◆ WORK REQUIRED ◆
Reproduce the data that follows in its entirety, character for character.

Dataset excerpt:

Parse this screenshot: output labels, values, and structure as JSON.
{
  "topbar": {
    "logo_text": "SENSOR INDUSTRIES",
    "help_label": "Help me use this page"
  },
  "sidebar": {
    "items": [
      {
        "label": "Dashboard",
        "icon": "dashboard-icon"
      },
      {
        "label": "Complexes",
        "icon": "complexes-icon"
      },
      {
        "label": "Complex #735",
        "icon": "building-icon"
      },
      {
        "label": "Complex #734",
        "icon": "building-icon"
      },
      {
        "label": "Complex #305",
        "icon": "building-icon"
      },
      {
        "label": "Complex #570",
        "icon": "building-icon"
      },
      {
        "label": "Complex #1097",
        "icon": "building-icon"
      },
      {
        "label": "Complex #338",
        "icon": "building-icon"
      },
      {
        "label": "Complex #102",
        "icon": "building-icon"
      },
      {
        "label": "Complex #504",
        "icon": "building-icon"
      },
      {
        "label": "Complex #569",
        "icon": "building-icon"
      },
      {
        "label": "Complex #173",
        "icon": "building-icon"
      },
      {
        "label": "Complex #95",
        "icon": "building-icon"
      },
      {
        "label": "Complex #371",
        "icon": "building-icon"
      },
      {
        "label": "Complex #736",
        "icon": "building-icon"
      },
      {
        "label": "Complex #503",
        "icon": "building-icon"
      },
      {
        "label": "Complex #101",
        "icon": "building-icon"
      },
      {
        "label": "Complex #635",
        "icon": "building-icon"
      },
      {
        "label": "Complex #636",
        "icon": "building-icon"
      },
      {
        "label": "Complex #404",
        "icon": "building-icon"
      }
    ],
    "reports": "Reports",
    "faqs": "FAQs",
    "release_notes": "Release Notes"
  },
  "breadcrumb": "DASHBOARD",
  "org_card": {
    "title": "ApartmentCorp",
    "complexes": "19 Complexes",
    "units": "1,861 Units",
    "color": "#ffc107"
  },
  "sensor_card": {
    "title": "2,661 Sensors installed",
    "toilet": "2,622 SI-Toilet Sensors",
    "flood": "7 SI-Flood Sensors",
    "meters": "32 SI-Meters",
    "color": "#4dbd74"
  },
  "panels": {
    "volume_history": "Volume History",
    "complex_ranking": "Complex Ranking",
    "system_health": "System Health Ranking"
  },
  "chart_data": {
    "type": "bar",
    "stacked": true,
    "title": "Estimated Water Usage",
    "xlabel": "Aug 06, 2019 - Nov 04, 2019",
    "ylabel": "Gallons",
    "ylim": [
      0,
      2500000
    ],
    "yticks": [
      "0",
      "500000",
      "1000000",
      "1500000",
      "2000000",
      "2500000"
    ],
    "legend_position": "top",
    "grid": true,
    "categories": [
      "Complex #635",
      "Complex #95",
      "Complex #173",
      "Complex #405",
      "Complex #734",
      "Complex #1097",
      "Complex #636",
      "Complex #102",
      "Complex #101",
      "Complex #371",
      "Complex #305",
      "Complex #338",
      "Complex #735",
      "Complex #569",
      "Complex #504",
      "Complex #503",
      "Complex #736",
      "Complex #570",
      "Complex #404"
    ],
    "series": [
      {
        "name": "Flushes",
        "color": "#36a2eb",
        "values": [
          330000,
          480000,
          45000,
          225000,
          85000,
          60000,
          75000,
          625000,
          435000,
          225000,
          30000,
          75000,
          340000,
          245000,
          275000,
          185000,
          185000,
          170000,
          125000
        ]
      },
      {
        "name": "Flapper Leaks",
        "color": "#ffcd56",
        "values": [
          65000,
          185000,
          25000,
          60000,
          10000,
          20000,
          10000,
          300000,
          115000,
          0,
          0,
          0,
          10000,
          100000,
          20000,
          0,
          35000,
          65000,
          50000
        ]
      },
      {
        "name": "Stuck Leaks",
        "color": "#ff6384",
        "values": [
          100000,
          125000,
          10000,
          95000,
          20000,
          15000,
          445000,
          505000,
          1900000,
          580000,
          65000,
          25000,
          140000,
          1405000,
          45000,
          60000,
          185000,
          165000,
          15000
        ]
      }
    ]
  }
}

◆ ANSWER IN FULL ◆
Parse this screenshot: output labels, values, and structure as JSON.
{
  "topbar": {
    "logo_text": "SENSOR INDUSTRIES",
    "help_label": "Help me use this page"
  },
  "sidebar": {
    "items": [
      {
        "label": "Dashboard",
        "icon": "dashboard-icon"
      },
      {
        "label": "Complexes",
        "icon": "complexes-icon"
      },
      {
        "label": "Complex #735",
        "icon": "building-icon"
      },
      {
        "label": "Complex #734",
        "icon": "building-icon"
      },
      {
        "label": "Complex #305",
        "icon": "building-icon"
      },
      {
        "label": "Complex #570",
        "icon": "building-icon"
      },
      {
        "label": "Complex #1097",
        "icon": "building-icon"
      },
      {
        "label": "Complex #338",
        "icon": "building-icon"
      },
      {
        "label": "Complex #102",
        "icon": "building-icon"
      },
      {
        "label": "Complex #504",
        "icon": "building-icon"
      },
      {
        "label": "Complex #569",
        "icon": "building-icon"
      },
      {
        "label": "Complex #173",
        "icon": "building-icon"
      },
      {
        "label": "Complex #95",
        "icon": "building-icon"
      },
      {
        "label": "Complex #371",
        "icon": "building-icon"
      },
      {
        "label": "Complex #736",
        "icon": "building-icon"
      },
      {
        "label": "Complex #503",
        "icon": "building-icon"
      },
      {
        "label": "Complex #101",
        "icon": "building-icon"
      },
      {
        "label": "Complex #635",
        "icon": "building-icon"
      },
      {
        "label": "Complex #636",
        "icon": "building-icon"
      },
      {
        "label": "Complex #404",
        "icon": "building-icon"
      }
    ],
    "reports": "Reports",
    "faqs": "FAQs",
    "release_notes": "Release Notes"
  },
  "breadcrumb": "DASHBOARD",
  "org_card": {
    "title": "ApartmentCorp",
    "complexes": "19 Complexes",
    "units": "1,861 Units",
    "color": "#ffc107"
  },
  "sensor_card": {
    "title": "2,661 Sensors installed",
    "toilet": "2,622 SI-Toilet Sensors",
    "flood": "7 SI-Flood Sensors",
    "meters": "32 SI-Meters",
    "color": "#4dbd74"
  },
  "panels": {
    "volume_history": "Volume History",
    "complex_ranking": "Complex Ranking",
    "system_health": "System Health Ranking"
  },
  "chart_data": {
    "type": "bar",
    "stacked": true,
    "title": "Estimated Water Usage",
    "xlabel": "Aug 06, 2019 - Nov 04, 2019",
    "ylabel": "Gallons",
    "ylim": [
      0,
      2500000
    ],
    "yticks": [
      "0",
      "500000",
      "1000000",
      "1500000",
      "2000000",
      "2500000"
    ],
    "legend_position": "top",
    "grid": true,
    "categories": [
      "Complex #635",
      "Complex #95",
      "Complex #173",
      "Complex #405",
      "Complex #734",
      "Complex #1097",
      "Complex #636",
      "Complex #102",
      "Complex #101",
      "Complex #371",
      "Complex #305",
      "Complex #338",
      "Complex #735",
      "Complex #569",
      "Complex #504",
      "Complex #503",
      "Complex #736",
      "Complex #570",
      "Complex #404"
    ],
    "series": [
      {
        "name": "Flushes",
        "color": "#36a2eb",
        "values": [
          330000,
          480000,
          45000,
          225000,
          85000,
          60000,
          75000,
          625000,
          435000,
          225000,
          30000,
          75000,
          340000,
          245000,
          275000,
          185000,
          185000,
          170000,
          125000
        ]
      },
      {
        "name": "Flapper Leaks",
        "color": "#ffcd56",
        "values": [
          65000,
          185000,
          25000,
          60000,
          10000,
          20000,
          10000,
          300000,
          115000,
          0,
          0,
          0,
          10000,
          100000,
          20000,
          0,
          35000,
          65000,
          50000
        ]
      },
      {
        "name": "Stuck Leaks",
        "color": "#ff6384",
        "values": [
          100000,
          125000,
          10000,
          95000,
          20000,
          15000,
          445000,
          505000,
          1900000,
          580000,
          65000,
          25000,
          140000,
          1405000,
          45000,
          60000,
          185000,
          165000,
          15000
        ]
      }
    ]
  }
}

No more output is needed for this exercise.